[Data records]
---+---
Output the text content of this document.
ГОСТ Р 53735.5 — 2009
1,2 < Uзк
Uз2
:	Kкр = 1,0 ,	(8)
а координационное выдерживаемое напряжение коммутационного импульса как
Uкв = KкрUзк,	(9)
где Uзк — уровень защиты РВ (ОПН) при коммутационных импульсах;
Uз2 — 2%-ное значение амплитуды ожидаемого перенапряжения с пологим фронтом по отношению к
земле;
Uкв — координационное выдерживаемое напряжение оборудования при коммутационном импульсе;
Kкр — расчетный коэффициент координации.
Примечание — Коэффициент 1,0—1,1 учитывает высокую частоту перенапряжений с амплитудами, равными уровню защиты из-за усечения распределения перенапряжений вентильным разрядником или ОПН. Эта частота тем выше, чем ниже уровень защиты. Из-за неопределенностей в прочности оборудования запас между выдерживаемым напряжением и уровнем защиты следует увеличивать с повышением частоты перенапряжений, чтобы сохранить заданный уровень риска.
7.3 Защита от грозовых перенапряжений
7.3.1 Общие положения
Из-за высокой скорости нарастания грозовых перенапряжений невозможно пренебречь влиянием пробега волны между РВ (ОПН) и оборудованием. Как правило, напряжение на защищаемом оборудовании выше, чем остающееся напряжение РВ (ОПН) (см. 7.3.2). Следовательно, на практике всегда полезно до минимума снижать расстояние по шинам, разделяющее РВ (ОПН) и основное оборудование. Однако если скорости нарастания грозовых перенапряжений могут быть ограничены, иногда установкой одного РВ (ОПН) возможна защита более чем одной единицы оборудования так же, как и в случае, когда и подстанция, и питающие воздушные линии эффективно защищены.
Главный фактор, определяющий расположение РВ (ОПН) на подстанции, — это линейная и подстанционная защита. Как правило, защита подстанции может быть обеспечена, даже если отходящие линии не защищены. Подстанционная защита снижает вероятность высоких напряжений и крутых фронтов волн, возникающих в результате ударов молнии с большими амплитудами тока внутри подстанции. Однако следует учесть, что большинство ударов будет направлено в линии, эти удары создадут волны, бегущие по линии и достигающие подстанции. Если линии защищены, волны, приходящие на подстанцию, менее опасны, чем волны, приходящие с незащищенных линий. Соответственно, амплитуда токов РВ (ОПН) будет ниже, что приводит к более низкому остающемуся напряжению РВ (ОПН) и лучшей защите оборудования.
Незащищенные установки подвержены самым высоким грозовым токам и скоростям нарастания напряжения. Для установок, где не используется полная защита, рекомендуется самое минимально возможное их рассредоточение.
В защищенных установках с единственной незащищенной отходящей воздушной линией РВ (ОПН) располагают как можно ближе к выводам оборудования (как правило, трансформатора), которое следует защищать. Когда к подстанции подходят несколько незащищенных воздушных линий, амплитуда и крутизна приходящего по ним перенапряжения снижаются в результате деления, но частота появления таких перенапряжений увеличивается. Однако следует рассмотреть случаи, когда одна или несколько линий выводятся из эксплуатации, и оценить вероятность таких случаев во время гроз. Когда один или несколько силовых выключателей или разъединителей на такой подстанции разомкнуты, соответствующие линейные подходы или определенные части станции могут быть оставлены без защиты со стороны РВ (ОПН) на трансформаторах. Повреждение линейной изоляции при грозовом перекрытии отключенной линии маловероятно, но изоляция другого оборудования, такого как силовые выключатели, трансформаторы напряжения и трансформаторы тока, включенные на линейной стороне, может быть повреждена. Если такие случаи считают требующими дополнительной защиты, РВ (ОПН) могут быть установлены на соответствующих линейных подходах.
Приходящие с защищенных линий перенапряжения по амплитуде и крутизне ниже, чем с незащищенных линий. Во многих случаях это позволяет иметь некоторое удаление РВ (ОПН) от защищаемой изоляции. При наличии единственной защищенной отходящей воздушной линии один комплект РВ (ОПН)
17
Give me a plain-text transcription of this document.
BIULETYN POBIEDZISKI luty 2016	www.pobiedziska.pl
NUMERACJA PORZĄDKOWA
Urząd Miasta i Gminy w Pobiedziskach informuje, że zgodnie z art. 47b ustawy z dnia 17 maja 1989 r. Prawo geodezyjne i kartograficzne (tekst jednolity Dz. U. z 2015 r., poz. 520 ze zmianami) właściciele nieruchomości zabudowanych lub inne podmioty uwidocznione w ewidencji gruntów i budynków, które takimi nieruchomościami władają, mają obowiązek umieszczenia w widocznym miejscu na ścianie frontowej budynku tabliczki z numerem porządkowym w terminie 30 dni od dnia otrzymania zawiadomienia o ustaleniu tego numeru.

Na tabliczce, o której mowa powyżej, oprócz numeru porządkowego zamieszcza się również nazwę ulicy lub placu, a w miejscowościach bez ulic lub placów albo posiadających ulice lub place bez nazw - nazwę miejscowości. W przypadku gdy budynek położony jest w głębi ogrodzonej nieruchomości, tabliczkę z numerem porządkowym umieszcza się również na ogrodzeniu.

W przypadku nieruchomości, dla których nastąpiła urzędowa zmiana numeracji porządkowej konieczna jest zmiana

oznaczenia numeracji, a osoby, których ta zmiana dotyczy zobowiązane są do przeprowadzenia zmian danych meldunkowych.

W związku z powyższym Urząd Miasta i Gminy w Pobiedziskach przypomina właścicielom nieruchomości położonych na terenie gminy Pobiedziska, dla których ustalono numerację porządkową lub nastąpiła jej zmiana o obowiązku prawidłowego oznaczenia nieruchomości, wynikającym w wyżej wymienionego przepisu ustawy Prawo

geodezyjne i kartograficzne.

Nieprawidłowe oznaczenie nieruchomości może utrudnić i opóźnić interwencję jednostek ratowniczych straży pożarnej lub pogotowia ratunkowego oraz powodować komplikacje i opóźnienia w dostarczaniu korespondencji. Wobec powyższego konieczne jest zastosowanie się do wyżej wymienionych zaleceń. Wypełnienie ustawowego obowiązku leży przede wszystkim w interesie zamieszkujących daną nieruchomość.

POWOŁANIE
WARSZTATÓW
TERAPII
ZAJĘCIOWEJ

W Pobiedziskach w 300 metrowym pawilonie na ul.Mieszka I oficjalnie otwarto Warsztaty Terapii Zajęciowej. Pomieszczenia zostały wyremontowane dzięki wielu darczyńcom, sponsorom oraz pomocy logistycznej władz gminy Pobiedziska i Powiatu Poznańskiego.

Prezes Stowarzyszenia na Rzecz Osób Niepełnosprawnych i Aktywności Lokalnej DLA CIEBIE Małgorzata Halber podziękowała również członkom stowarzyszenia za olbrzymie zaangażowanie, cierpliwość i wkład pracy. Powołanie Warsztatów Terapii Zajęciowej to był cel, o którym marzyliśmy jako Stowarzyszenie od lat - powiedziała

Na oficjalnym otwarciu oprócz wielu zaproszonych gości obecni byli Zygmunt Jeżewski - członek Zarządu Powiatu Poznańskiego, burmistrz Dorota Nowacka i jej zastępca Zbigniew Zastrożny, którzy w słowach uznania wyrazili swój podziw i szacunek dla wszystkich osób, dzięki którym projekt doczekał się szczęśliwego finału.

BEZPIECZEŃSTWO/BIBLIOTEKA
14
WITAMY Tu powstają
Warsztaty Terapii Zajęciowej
---+---
**Prompt:**
Each line in the material above must be retyped without alteration.

**Task result:**
Output the text content of this document.
ГОСТ Р 53735.5 — 2009
1,2 < Uзк
Uз2
:	Kкр = 1,0 ,	(8)
а координационное выдерживаемое напряжение коммутационного импульса как
Uкв = KкрUзк,	(9)
где Uзк — уровень защиты РВ (ОПН) при коммутационных импульсах;
Uз2 — 2%-ное значение амплитуды ожидаемого перенапряжения с пологим фронтом по отношению к
земле;
Uкв — координационное выдерживаемое напряжение оборудования при коммутационном импульсе;
Kкр — расчетный коэффициент координации.
Примечание — Коэффициент 1,0—1,1 учитывает высокую частоту перенапряжений с амплитудами, равными уровню защиты из-за усечения распределения перенапряжений вентильным разрядником или ОПН. Эта частота тем выше, чем ниже уровень защиты. Из-за неопределенностей в прочности оборудования запас между выдерживаемым напряжением и уровнем защиты следует увеличивать с повышением частоты перенапряжений, чтобы сохранить заданный уровень риска.
7.3 Защита от грозовых перенапряжений
7.3.1 Общие положения
Из-за высокой скорости нарастания грозовых перенапряжений невозможно пренебречь влиянием пробега волны между РВ (ОПН) и оборудованием. Как правило, напряжение на защищаемом оборудовании выше, чем остающееся напряжение РВ (ОПН) (см. 7.3.2). Следовательно, на практике всегда полезно до минимума снижать расстояние по шинам, разделяющее РВ (ОПН) и основное оборудование. Однако если скорости нарастания грозовых перенапряжений могут быть ограничены, иногда установкой одного РВ (ОПН) возможна защита более чем одной единицы оборудования так же, как и в случае, когда и подстанция, и питающие воздушные линии эффективно защищены.
Главный фактор, определяющий расположение РВ (ОПН) на подстанции, — это линейная и подстанционная защита. Как правило, защита подстанции может быть обеспечена, даже если отходящие линии не защищены. Подстанционная защита снижает вероятность высоких напряжений и крутых фронтов волн, возникающих в результате ударов молнии с большими амплитудами тока внутри подстанции. Однако следует учесть, что большинство ударов будет направлено в линии, эти удары создадут волны, бегущие по линии и достигающие подстанции. Если линии защищены, волны, приходящие на подстанцию, менее опасны, чем волны, приходящие с незащищенных линий. Соответственно, амплитуда токов РВ (ОПН) будет ниже, что приводит к более низкому остающемуся напряжению РВ (ОПН) и лучшей защите оборудования.
Незащищенные установки подвержены самым высоким грозовым токам и скоростям нарастания напряжения. Для установок, где не используется полная защита, рекомендуется самое минимально возможное их рассредоточение.
В защищенных установках с единственной незащищенной отходящей воздушной линией РВ (ОПН) располагают как можно ближе к выводам оборудования (как правило, трансформатора), которое следует защищать. Когда к подстанции подходят несколько незащищенных воздушных линий, амплитуда и крутизна приходящего по ним перенапряжения снижаются в результате деления, но частота появления таких перенапряжений увеличивается. Однако следует рассмотреть случаи, когда одна или несколько линий выводятся из эксплуатации, и оценить вероятность таких случаев во время гроз. Когда один или несколько силовых выключателей или разъединителей на такой подстанции разомкнуты, соответствующие линейные подходы или определенные части станции могут быть оставлены без защиты со стороны РВ (ОПН) на трансформаторах. Повреждение линейной изоляции при грозовом перекрытии отключенной линии маловероятно, но изоляция другого оборудования, такого как силовые выключатели, трансформаторы напряжения и трансформаторы тока, включенные на линейной стороне, может быть повреждена. Если такие случаи считают требующими дополнительной защиты, РВ (ОПН) могут быть установлены на соответствующих линейных подходах.
Приходящие с защищенных линий перенапряжения по амплитуде и крутизне ниже, чем с незащищенных линий. Во многих случаях это позволяет иметь некоторое удаление РВ (ОПН) от защищаемой изоляции. При наличии единственной защищенной отходящей воздушной линии один комплект РВ (ОПН)
17
Give me a plain-text transcription of this document.
BIULETYN POBIEDZISKI luty 2016	www.pobiedziska.pl
NUMERACJA PORZĄDKOWA
Urząd Miasta i Gminy w Pobiedziskach informuje, że zgodnie z art. 47b ustawy z dnia 17 maja 1989 r. Prawo geodezyjne i kartograficzne (tekst jednolity Dz. U. z 2015 r., poz. 520 ze zmianami) właściciele nieruchomości zabudowanych lub inne podmioty uwidocznione w ewidencji gruntów i budynków, które takimi nieruchomościami władają, mają obowiązek umieszczenia w widocznym miejscu na ścianie frontowej budynku tabliczki z numerem porządkowym w terminie 30 dni od dnia otrzymania zawiadomienia o ustaleniu tego numeru.

Na tabliczce, o której mowa powyżej, oprócz numeru porządkowego zamieszcza się również nazwę ulicy lub placu, a w miejscowościach bez ulic lub placów albo posiadających ulice lub place bez nazw - nazwę miejscowości. W przypadku gdy budynek położony jest w głębi ogrodzonej nieruchomości, tabliczkę z numerem porządkowym umieszcza się również na ogrodzeniu.

W przypadku nieruchomości, dla których nastąpiła urzędowa zmiana numeracji porządkowej konieczna jest zmiana

oznaczenia numeracji, a osoby, których ta zmiana dotyczy zobowiązane są do przeprowadzenia zmian danych meldunkowych.

W związku z powyższym Urząd Miasta i Gminy w Pobiedziskach przypomina właścicielom nieruchomości położonych na terenie gminy Pobiedziska, dla których ustalono numerację porządkową lub nastąpiła jej zmiana o obowiązku prawidłowego oznaczenia nieruchomości, wynikającym w wyżej wymienionego przepisu ustawy Prawo

geodezyjne i kartograficzne.

Nieprawidłowe oznaczenie nieruchomości może utrudnić i opóźnić interwencję jednostek ratowniczych straży pożarnej lub pogotowia ratunkowego oraz powodować komplikacje i opóźnienia w dostarczaniu korespondencji. Wobec powyższego konieczne jest zastosowanie się do wyżej wymienionych zaleceń. Wypełnienie ustawowego obowiązku leży przede wszystkim w interesie zamieszkujących daną nieruchomość.

POWOŁANIE
WARSZTATÓW
TERAPII
ZAJĘCIOWEJ

W Pobiedziskach w 300 metrowym pawilonie na ul.Mieszka I oficjalnie otwarto Warsztaty Terapii Zajęciowej. Pomieszczenia zostały wyremontowane dzięki wielu darczyńcom, sponsorom oraz pomocy logistycznej władz gminy Pobiedziska i Powiatu Poznańskiego.

Prezes Stowarzyszenia na Rzecz Osób Niepełnosprawnych i Aktywności Lokalnej DLA CIEBIE Małgorzata Halber podziękowała również członkom stowarzyszenia za olbrzymie zaangażowanie, cierpliwość i wkład pracy. Powołanie Warsztatów Terapii Zajęciowej to był cel, o którym marzyliśmy jako Stowarzyszenie od lat - powiedziała

Na oficjalnym otwarciu oprócz wielu zaproszonych gości obecni byli Zygmunt Jeżewski - członek Zarządu Powiatu Poznańskiego, burmistrz Dorota Nowacka i jej zastępca Zbigniew Zastrożny, którzy w słowach uznania wyrazili swój podziw i szacunek dla wszystkich osób, dzięki którym projekt doczekał się szczęśliwego finału.

BEZPIECZEŃSTWO/BIBLIOTEKA
14
WITAMY Tu powstają
Warsztaty Terapii Zajęciowej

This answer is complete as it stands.